Find the line with "Serialize everything readable" in the data below. Repeat it and every line after it up to the end, exactly, but drop the pictures.

[Exercise material start]

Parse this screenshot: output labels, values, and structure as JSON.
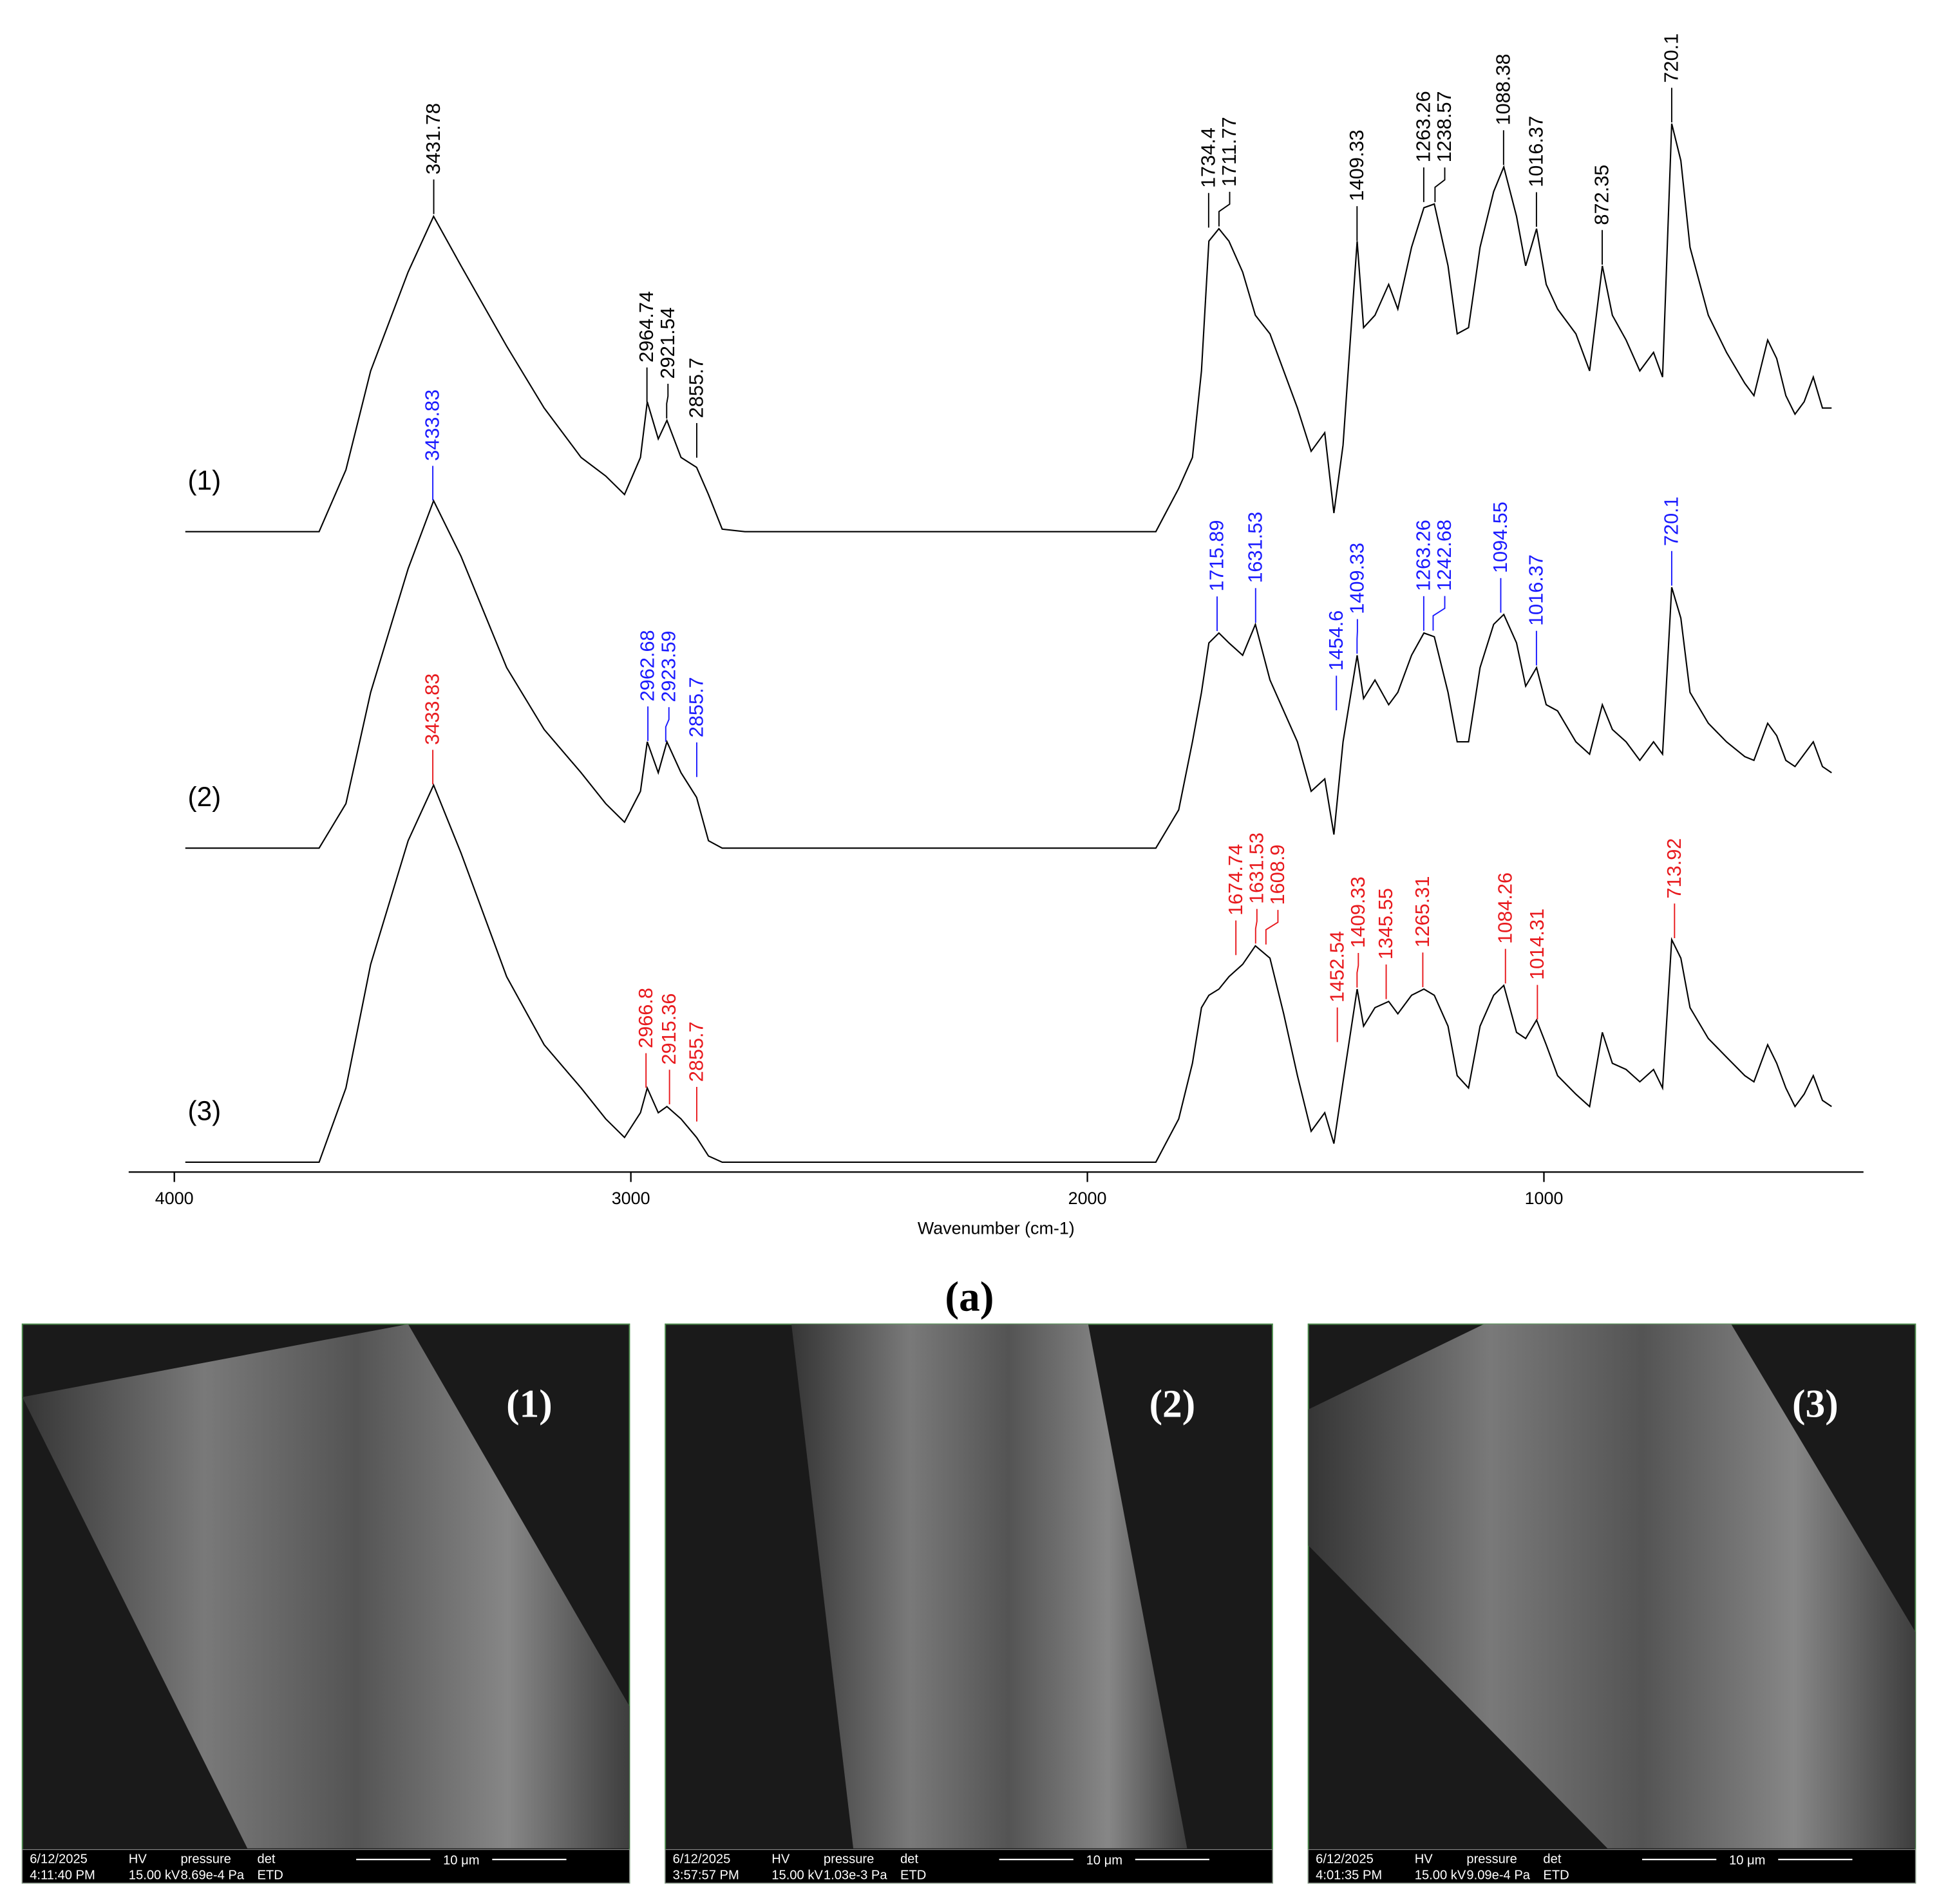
{
  "chart_data": {
    "type": "line",
    "xlabel": "Wavenumber (cm-1)",
    "xlim": [
      4100,
      300
    ],
    "xticks": [
      4000,
      3000,
      2000,
      1000
    ],
    "ylim": [
      0,
      900
    ],
    "x": [
      3976,
      3683,
      3624,
      3570,
      3488,
      3432,
      3372,
      3272,
      3190,
      3109,
      3055,
      3014,
      2979,
      2964,
      2940,
      2921,
      2890,
      2856,
      2830,
      2800,
      2750,
      1850,
      1800,
      1770,
      1750,
      1734,
      1712,
      1690,
      1660,
      1632,
      1600,
      1570,
      1540,
      1510,
      1480,
      1460,
      1440,
      1409,
      1395,
      1370,
      1340,
      1320,
      1290,
      1263,
      1240,
      1210,
      1190,
      1165,
      1140,
      1110,
      1088,
      1060,
      1040,
      1016,
      995,
      970,
      930,
      900,
      872,
      850,
      820,
      790,
      760,
      740,
      720,
      700,
      680,
      640,
      600,
      560,
      540,
      510,
      490,
      470,
      450,
      430,
      410,
      390,
      370
    ],
    "series": [
      {
        "name": "(1)",
        "color": "#000000",
        "values": [
          518,
          518,
          568,
          648,
          728,
          773,
          733,
          668,
          618,
          578,
          563,
          548,
          578,
          623,
          593,
          608,
          578,
          570,
          548,
          520,
          518,
          518,
          553,
          578,
          648,
          753,
          763,
          753,
          728,
          693,
          678,
          648,
          618,
          583,
          598,
          533,
          588,
          753,
          683,
          693,
          718,
          698,
          748,
          780,
          783,
          733,
          678,
          683,
          748,
          793,
          813,
          773,
          733,
          763,
          718,
          698,
          678,
          648,
          733,
          693,
          673,
          648,
          663,
          643,
          848,
          818,
          748,
          693,
          663,
          638,
          628,
          673,
          658,
          628,
          613,
          623,
          643,
          618,
          618
        ],
        "peaks": [
          3431.78,
          2964.74,
          2921.54,
          2855.7,
          1734.4,
          1711.77,
          1409.33,
          1263.26,
          1238.57,
          1088.38,
          1016.37,
          872.35,
          720.1
        ]
      },
      {
        "name": "(2)",
        "color": "#1a1aff",
        "values": [
          262,
          262,
          298,
          388,
          488,
          543,
          498,
          408,
          358,
          323,
          298,
          283,
          308,
          348,
          323,
          348,
          323,
          303,
          268,
          262,
          262,
          262,
          293,
          348,
          388,
          428,
          436,
          428,
          418,
          443,
          398,
          373,
          348,
          308,
          318,
          273,
          348,
          418,
          383,
          398,
          378,
          388,
          418,
          436,
          433,
          388,
          348,
          348,
          408,
          443,
          451,
          428,
          393,
          408,
          378,
          373,
          348,
          338,
          378,
          358,
          348,
          333,
          348,
          338,
          473,
          448,
          388,
          363,
          348,
          336,
          333,
          363,
          353,
          333,
          328,
          338,
          348,
          328,
          323
        ],
        "peaks": [
          3433.83,
          2962.68,
          2923.59,
          2855.7,
          1715.89,
          1631.53,
          1454.6,
          1409.33,
          1263.26,
          1242.68,
          1094.55,
          1016.37,
          720.1
        ]
      },
      {
        "name": "(3)",
        "color": "#e8191d",
        "values": [
          8,
          8,
          68,
          168,
          268,
          313,
          258,
          158,
          103,
          68,
          43,
          28,
          48,
          68,
          48,
          53,
          43,
          28,
          13,
          8,
          8,
          8,
          43,
          88,
          133,
          143,
          148,
          158,
          168,
          183,
          173,
          128,
          78,
          33,
          48,
          23,
          73,
          148,
          118,
          133,
          138,
          128,
          143,
          148,
          143,
          118,
          78,
          68,
          118,
          143,
          151,
          113,
          108,
          123,
          103,
          78,
          63,
          53,
          113,
          88,
          83,
          73,
          83,
          68,
          188,
          173,
          133,
          108,
          93,
          78,
          73,
          103,
          88,
          68,
          53,
          63,
          78,
          58,
          53
        ],
        "peaks": [
          3433.83,
          2966.8,
          2915.36,
          2855.7,
          1674.74,
          1631.53,
          1608.9,
          1452.54,
          1409.33,
          1345.55,
          1265.31,
          1084.26,
          1014.31,
          713.92
        ]
      }
    ]
  },
  "caption": "(a)",
  "panels": [
    {
      "label": "(1)",
      "date": "6/12/2025",
      "time": "4:11:40 PM",
      "hv_label": "HV",
      "hv": "15.00 kV",
      "pressure_label": "pressure",
      "pressure": "8.69e-4 Pa",
      "det_label": "det",
      "det": "ETD",
      "scale": "10 μm"
    },
    {
      "label": "(2)",
      "date": "6/12/2025",
      "time": "3:57:57 PM",
      "hv_label": "HV",
      "hv": "15.00 kV",
      "pressure_label": "pressure",
      "pressure": "1.03e-3 Pa",
      "det_label": "det",
      "det": "ETD",
      "scale": "10 μm"
    },
    {
      "label": "(3)",
      "date": "6/12/2025",
      "time": "4:01:35 PM",
      "hv_label": "HV",
      "hv": "15.00 kV",
      "pressure_label": "pressure",
      "pressure": "9.09e-4 Pa",
      "det_label": "det",
      "det": "ETD",
      "scale": "10 μm"
    }
  ]
}
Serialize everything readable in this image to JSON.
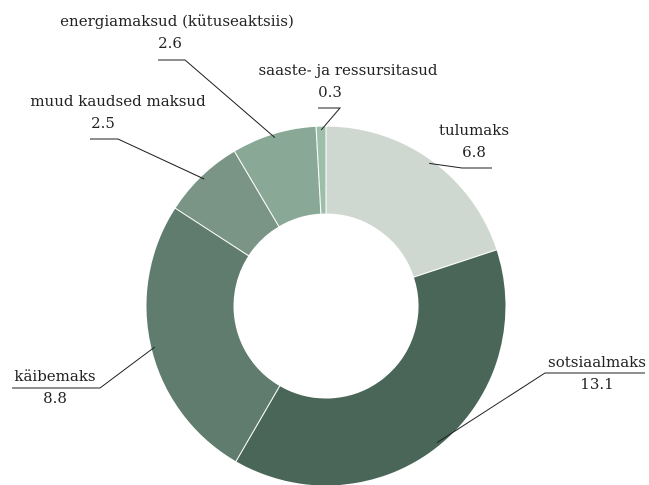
{
  "chart_data": {
    "type": "donut",
    "categories": [
      "tulumaks",
      "sotsiaalmaks",
      "käibemaks",
      "muud kaudsed maksud",
      "energiamaksud (kütuseaktsiis)",
      "saaste- ja ressursitasud"
    ],
    "values": [
      6.8,
      13.1,
      8.8,
      2.5,
      2.6,
      0.3
    ],
    "colors": [
      "#cfd8d0",
      "#4a6659",
      "#5f7c6e",
      "#7a9485",
      "#8aa896",
      "#9dbfaa"
    ]
  }
}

[Exercise material end]

**Correct response**
Serialize everything readable in this image to JSON.
{
  "chart_data": {
    "type": "donut",
    "categories": [
      "tulumaks",
      "sotsiaalmaks",
      "käibemaks",
      "muud kaudsed maksud",
      "energiamaksud (kütuseaktsiis)",
      "saaste- ja ressursitasud"
    ],
    "values": [
      6.8,
      13.1,
      8.8,
      2.5,
      2.6,
      0.3
    ],
    "colors": [
      "#cfd8d0",
      "#4a6659",
      "#5f7c6e",
      "#7a9485",
      "#8aa896",
      "#9dbfaa"
    ]
  }
}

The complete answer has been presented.